- Data for this exercise -

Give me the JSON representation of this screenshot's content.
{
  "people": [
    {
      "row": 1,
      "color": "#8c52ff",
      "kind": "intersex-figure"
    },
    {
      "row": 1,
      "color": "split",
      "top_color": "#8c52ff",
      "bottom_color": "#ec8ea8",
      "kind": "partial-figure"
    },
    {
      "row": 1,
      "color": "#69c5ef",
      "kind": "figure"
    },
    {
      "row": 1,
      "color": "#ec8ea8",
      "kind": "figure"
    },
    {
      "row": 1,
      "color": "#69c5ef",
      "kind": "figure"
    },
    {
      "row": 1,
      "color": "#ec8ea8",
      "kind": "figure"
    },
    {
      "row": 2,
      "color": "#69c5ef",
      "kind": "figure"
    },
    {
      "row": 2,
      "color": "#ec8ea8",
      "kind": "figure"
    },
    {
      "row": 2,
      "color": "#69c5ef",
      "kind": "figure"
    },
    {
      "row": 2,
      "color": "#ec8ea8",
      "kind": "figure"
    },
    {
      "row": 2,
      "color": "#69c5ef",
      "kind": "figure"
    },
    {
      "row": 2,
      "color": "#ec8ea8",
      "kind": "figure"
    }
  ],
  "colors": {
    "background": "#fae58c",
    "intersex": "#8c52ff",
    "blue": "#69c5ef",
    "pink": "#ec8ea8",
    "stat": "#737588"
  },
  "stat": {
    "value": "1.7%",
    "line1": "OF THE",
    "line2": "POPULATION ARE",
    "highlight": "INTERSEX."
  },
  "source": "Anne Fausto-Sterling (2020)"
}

- What you are asked to do -
Reproduce the full listing word for word.

- Written answer -
Give me the JSON representation of this screenshot's content.
{
  "people": [
    {
      "row": 1,
      "color": "#8c52ff",
      "kind": "intersex-figure"
    },
    {
      "row": 1,
      "color": "split",
      "top_color": "#8c52ff",
      "bottom_color": "#ec8ea8",
      "kind": "partial-figure"
    },
    {
      "row": 1,
      "color": "#69c5ef",
      "kind": "figure"
    },
    {
      "row": 1,
      "color": "#ec8ea8",
      "kind": "figure"
    },
    {
      "row": 1,
      "color": "#69c5ef",
      "kind": "figure"
    },
    {
      "row": 1,
      "color": "#ec8ea8",
      "kind": "figure"
    },
    {
      "row": 2,
      "color": "#69c5ef",
      "kind": "figure"
    },
    {
      "row": 2,
      "color": "#ec8ea8",
      "kind": "figure"
    },
    {
      "row": 2,
      "color": "#69c5ef",
      "kind": "figure"
    },
    {
      "row": 2,
      "color": "#ec8ea8",
      "kind": "figure"
    },
    {
      "row": 2,
      "color": "#69c5ef",
      "kind": "figure"
    },
    {
      "row": 2,
      "color": "#ec8ea8",
      "kind": "figure"
    }
  ],
  "colors": {
    "background": "#fae58c",
    "intersex": "#8c52ff",
    "blue": "#69c5ef",
    "pink": "#ec8ea8",
    "stat": "#737588"
  },
  "stat": {
    "value": "1.7%",
    "line1": "OF THE",
    "line2": "POPULATION ARE",
    "highlight": "INTERSEX."
  },
  "source": "Anne Fausto-Sterling (2020)"
}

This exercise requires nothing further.